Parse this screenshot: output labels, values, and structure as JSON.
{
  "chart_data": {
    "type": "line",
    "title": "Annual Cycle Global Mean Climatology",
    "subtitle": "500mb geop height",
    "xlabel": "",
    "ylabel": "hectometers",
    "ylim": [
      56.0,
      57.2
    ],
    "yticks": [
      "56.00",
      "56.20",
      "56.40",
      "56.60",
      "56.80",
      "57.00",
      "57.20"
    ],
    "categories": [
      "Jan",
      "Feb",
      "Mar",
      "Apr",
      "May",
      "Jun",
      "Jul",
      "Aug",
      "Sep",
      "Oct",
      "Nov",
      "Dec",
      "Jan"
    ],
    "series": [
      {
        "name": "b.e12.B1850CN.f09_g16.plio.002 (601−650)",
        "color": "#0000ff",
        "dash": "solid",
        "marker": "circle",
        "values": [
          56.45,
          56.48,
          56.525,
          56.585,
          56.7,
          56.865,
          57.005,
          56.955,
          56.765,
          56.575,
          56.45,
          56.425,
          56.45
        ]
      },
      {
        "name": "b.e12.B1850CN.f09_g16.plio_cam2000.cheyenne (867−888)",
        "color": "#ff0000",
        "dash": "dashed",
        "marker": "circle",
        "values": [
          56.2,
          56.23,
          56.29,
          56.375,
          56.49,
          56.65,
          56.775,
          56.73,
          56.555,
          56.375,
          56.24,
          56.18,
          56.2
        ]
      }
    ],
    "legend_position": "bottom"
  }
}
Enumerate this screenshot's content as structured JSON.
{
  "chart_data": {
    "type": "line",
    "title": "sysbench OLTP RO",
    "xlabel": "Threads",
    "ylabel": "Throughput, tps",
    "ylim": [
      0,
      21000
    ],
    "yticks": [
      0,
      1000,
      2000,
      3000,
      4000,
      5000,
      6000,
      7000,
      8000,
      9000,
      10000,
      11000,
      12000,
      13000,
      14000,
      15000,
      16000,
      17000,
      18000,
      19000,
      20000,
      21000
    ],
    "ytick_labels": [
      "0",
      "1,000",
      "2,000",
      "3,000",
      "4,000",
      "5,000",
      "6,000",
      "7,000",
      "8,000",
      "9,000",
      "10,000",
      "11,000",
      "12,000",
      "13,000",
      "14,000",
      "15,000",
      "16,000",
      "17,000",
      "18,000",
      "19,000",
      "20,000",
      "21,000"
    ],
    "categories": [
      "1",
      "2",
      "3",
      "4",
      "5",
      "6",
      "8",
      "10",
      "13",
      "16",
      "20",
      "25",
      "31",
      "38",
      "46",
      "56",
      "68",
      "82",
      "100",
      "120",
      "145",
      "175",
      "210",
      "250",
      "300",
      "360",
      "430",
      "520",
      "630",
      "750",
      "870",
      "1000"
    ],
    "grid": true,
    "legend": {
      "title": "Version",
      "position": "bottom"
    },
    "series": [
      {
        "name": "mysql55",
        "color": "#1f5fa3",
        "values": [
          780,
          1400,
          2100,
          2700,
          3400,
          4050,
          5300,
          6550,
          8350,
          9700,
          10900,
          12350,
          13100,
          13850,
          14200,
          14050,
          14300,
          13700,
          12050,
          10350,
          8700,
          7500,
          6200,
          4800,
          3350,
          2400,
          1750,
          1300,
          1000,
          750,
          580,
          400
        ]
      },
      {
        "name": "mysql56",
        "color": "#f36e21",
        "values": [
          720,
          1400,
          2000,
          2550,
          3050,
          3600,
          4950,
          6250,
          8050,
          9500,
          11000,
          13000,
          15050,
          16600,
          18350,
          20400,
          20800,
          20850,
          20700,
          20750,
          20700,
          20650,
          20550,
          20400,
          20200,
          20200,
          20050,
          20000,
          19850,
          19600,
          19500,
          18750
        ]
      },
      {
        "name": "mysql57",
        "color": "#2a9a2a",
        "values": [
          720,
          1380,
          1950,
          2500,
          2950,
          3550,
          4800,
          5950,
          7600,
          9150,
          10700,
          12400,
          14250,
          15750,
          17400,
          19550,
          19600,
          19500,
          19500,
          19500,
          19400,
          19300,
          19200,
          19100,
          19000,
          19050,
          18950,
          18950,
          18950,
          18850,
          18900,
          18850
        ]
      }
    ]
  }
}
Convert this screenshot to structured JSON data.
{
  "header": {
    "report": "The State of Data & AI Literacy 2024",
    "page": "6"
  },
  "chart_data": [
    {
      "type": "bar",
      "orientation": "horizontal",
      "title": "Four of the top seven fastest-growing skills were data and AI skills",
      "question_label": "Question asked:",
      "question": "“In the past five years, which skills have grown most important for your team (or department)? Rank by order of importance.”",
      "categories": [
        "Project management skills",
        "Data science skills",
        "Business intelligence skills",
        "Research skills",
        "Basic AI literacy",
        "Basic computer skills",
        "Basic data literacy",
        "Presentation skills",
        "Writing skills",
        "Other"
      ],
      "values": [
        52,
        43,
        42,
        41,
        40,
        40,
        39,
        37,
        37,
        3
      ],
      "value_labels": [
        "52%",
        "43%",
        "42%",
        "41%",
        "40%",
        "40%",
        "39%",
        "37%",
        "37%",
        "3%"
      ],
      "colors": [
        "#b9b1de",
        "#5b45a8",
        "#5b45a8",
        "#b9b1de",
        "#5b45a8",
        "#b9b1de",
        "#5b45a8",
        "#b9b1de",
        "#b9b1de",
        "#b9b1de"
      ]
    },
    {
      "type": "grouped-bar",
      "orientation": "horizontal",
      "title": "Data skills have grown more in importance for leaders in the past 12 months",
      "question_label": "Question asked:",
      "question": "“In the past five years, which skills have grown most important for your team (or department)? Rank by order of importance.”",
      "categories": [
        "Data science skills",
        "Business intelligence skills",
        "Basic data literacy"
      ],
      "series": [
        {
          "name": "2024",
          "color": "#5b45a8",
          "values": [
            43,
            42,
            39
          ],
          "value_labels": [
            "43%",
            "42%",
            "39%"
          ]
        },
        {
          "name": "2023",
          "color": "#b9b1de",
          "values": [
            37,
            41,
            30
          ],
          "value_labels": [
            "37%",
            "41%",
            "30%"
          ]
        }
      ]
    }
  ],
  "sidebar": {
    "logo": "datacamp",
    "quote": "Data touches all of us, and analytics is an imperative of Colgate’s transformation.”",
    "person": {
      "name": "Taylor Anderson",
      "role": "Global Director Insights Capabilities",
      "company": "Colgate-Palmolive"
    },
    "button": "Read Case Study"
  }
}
● ● ● ● ● ● ●
WRITTEN PROBLEM.
The records above must be output exactly, in full.

FINISHED EXERCISE.
Parse this screenshot: output labels, values, and structure as JSON.
{
  "chart_data": {
    "type": "line",
    "title": "Annual Cycle Global Mean Climatology",
    "subtitle": "500mb geop height",
    "xlabel": "",
    "ylabel": "hectometers",
    "ylim": [
      56.0,
      57.2
    ],
    "yticks": [
      "56.00",
      "56.20",
      "56.40",
      "56.60",
      "56.80",
      "57.00",
      "57.20"
    ],
    "categories": [
      "Jan",
      "Feb",
      "Mar",
      "Apr",
      "May",
      "Jun",
      "Jul",
      "Aug",
      "Sep",
      "Oct",
      "Nov",
      "Dec",
      "Jan"
    ],
    "series": [
      {
        "name": "b.e12.B1850CN.f09_g16.plio.002 (601−650)",
        "color": "#0000ff",
        "dash": "solid",
        "marker": "circle",
        "values": [
          56.45,
          56.48,
          56.525,
          56.585,
          56.7,
          56.865,
          57.005,
          56.955,
          56.765,
          56.575,
          56.45,
          56.425,
          56.45
        ]
      },
      {
        "name": "b.e12.B1850CN.f09_g16.plio_cam2000.cheyenne (867−888)",
        "color": "#ff0000",
        "dash": "dashed",
        "marker": "circle",
        "values": [
          56.2,
          56.23,
          56.29,
          56.375,
          56.49,
          56.65,
          56.775,
          56.73,
          56.555,
          56.375,
          56.24,
          56.18,
          56.2
        ]
      }
    ],
    "legend_position": "bottom"
  }
}
Enumerate this screenshot's content as structured JSON.
{
  "chart_data": {
    "type": "line",
    "title": "sysbench OLTP RO",
    "xlabel": "Threads",
    "ylabel": "Throughput, tps",
    "ylim": [
      0,
      21000
    ],
    "yticks": [
      0,
      1000,
      2000,
      3000,
      4000,
      5000,
      6000,
      7000,
      8000,
      9000,
      10000,
      11000,
      12000,
      13000,
      14000,
      15000,
      16000,
      17000,
      18000,
      19000,
      20000,
      21000
    ],
    "ytick_labels": [
      "0",
      "1,000",
      "2,000",
      "3,000",
      "4,000",
      "5,000",
      "6,000",
      "7,000",
      "8,000",
      "9,000",
      "10,000",
      "11,000",
      "12,000",
      "13,000",
      "14,000",
      "15,000",
      "16,000",
      "17,000",
      "18,000",
      "19,000",
      "20,000",
      "21,000"
    ],
    "categories": [
      "1",
      "2",
      "3",
      "4",
      "5",
      "6",
      "8",
      "10",
      "13",
      "16",
      "20",
      "25",
      "31",
      "38",
      "46",
      "56",
      "68",
      "82",
      "100",
      "120",
      "145",
      "175",
      "210",
      "250",
      "300",
      "360",
      "430",
      "520",
      "630",
      "750",
      "870",
      "1000"
    ],
    "grid": true,
    "legend": {
      "title": "Version",
      "position": "bottom"
    },
    "series": [
      {
        "name": "mysql55",
        "color": "#1f5fa3",
        "values": [
          780,
          1400,
          2100,
          2700,
          3400,
          4050,
          5300,
          6550,
          8350,
          9700,
          10900,
          12350,
          13100,
          13850,
          14200,
          14050,
          14300,
          13700,
          12050,
          10350,
          8700,
          7500,
          6200,
          4800,
          3350,
          2400,
          1750,
          1300,
          1000,
          750,
          580,
          400
        ]
      },
      {
        "name": "mysql56",
        "color": "#f36e21",
        "values": [
          720,
          1400,
          2000,
          2550,
          3050,
          3600,
          4950,
          6250,
          8050,
          9500,
          11000,
          13000,
          15050,
          16600,
          18350,
          20400,
          20800,
          20850,
          20700,
          20750,
          20700,
          20650,
          20550,
          20400,
          20200,
          20200,
          20050,
          20000,
          19850,
          19600,
          19500,
          18750
        ]
      },
      {
        "name": "mysql57",
        "color": "#2a9a2a",
        "values": [
          720,
          1380,
          1950,
          2500,
          2950,
          3550,
          4800,
          5950,
          7600,
          9150,
          10700,
          12400,
          14250,
          15750,
          17400,
          19550,
          19600,
          19500,
          19500,
          19500,
          19400,
          19300,
          19200,
          19100,
          19000,
          19050,
          18950,
          18950,
          18950,
          18850,
          18900,
          18850
        ]
      }
    ]
  }
}
Convert this screenshot to structured JSON data.
{
  "header": {
    "report": "The State of Data & AI Literacy 2024",
    "page": "6"
  },
  "chart_data": [
    {
      "type": "bar",
      "orientation": "horizontal",
      "title": "Four of the top seven fastest-growing skills were data and AI skills",
      "question_label": "Question asked:",
      "question": "“In the past five years, which skills have grown most important for your team (or department)? Rank by order of importance.”",
      "categories": [
        "Project management skills",
        "Data science skills",
        "Business intelligence skills",
        "Research skills",
        "Basic AI literacy",
        "Basic computer skills",
        "Basic data literacy",
        "Presentation skills",
        "Writing skills",
        "Other"
      ],
      "values": [
        52,
        43,
        42,
        41,
        40,
        40,
        39,
        37,
        37,
        3
      ],
      "value_labels": [
        "52%",
        "43%",
        "42%",
        "41%",
        "40%",
        "40%",
        "39%",
        "37%",
        "37%",
        "3%"
      ],
      "colors": [
        "#b9b1de",
        "#5b45a8",
        "#5b45a8",
        "#b9b1de",
        "#5b45a8",
        "#b9b1de",
        "#5b45a8",
        "#b9b1de",
        "#b9b1de",
        "#b9b1de"
      ]
    },
    {
      "type": "grouped-bar",
      "orientation": "horizontal",
      "title": "Data skills have grown more in importance for leaders in the past 12 months",
      "question_label": "Question asked:",
      "question": "“In the past five years, which skills have grown most important for your team (or department)? Rank by order of importance.”",
      "categories": [
        "Data science skills",
        "Business intelligence skills",
        "Basic data literacy"
      ],
      "series": [
        {
          "name": "2024",
          "color": "#5b45a8",
          "values": [
            43,
            42,
            39
          ],
          "value_labels": [
            "43%",
            "42%",
            "39%"
          ]
        },
        {
          "name": "2023",
          "color": "#b9b1de",
          "values": [
            37,
            41,
            30
          ],
          "value_labels": [
            "37%",
            "41%",
            "30%"
          ]
        }
      ]
    }
  ],
  "sidebar": {
    "logo": "datacamp",
    "quote": "Data touches all of us, and analytics is an imperative of Colgate’s transformation.”",
    "person": {
      "name": "Taylor Anderson",
      "role": "Global Director Insights Capabilities",
      "company": "Colgate-Palmolive"
    },
    "button": "Read Case Study"
  }
}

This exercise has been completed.